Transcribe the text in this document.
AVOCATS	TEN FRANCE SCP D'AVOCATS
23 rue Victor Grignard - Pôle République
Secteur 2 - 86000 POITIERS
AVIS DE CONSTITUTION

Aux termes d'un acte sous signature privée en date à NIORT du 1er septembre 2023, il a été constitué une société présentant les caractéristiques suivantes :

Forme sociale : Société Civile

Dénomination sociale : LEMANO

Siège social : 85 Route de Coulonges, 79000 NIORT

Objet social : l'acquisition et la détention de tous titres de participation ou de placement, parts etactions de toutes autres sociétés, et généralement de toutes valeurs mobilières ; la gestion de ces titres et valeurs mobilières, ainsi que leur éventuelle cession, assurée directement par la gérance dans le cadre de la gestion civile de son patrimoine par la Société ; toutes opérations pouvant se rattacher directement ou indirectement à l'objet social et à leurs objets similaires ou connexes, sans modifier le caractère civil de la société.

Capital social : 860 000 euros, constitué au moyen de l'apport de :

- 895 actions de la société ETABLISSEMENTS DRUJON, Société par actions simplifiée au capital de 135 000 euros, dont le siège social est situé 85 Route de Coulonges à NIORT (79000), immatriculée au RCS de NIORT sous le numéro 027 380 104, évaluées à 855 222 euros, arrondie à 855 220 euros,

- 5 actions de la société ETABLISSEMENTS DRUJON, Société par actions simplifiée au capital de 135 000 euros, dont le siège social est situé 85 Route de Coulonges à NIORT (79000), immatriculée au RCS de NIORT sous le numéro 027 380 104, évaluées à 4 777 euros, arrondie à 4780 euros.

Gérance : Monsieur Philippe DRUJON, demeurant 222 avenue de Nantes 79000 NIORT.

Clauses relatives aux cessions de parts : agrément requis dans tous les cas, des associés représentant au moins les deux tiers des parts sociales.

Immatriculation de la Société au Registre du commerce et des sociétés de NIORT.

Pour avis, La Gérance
◇ ◇ ◇ ◇ ◇
> [Requirement] Copy out the full material exactly as it appears.

> [Complete answer]
Transcribe the text in this document.
AVOCATS	TEN FRANCE SCP D'AVOCATS
23 rue Victor Grignard - Pôle République
Secteur 2 - 86000 POITIERS
AVIS DE CONSTITUTION

Aux termes d'un acte sous signature privée en date à NIORT du 1er septembre 2023, il a été constitué une société présentant les caractéristiques suivantes :

Forme sociale : Société Civile

Dénomination sociale : LEMANO

Siège social : 85 Route de Coulonges, 79000 NIORT

Objet social : l'acquisition et la détention de tous titres de participation ou de placement, parts etactions de toutes autres sociétés, et généralement de toutes valeurs mobilières ; la gestion de ces titres et valeurs mobilières, ainsi que leur éventuelle cession, assurée directement par la gérance dans le cadre de la gestion civile de son patrimoine par la Société ; toutes opérations pouvant se rattacher directement ou indirectement à l'objet social et à leurs objets similaires ou connexes, sans modifier le caractère civil de la société.

Capital social : 860 000 euros, constitué au moyen de l'apport de :

- 895 actions de la société ETABLISSEMENTS DRUJON, Société par actions simplifiée au capital de 135 000 euros, dont le siège social est situé 85 Route de Coulonges à NIORT (79000), immatriculée au RCS de NIORT sous le numéro 027 380 104, évaluées à 855 222 euros, arrondie à 855 220 euros,

- 5 actions de la société ETABLISSEMENTS DRUJON, Société par actions simplifiée au capital de 135 000 euros, dont le siège social est situé 85 Route de Coulonges à NIORT (79000), immatriculée au RCS de NIORT sous le numéro 027 380 104, évaluées à 4 777 euros, arrondie à 4780 euros.

Gérance : Monsieur Philippe DRUJON, demeurant 222 avenue de Nantes 79000 NIORT.

Clauses relatives aux cessions de parts : agrément requis dans tous les cas, des associés représentant au moins les deux tiers des parts sociales.

Immatriculation de la Société au Registre du commerce et des sociétés de NIORT.

Pour avis, La Gérance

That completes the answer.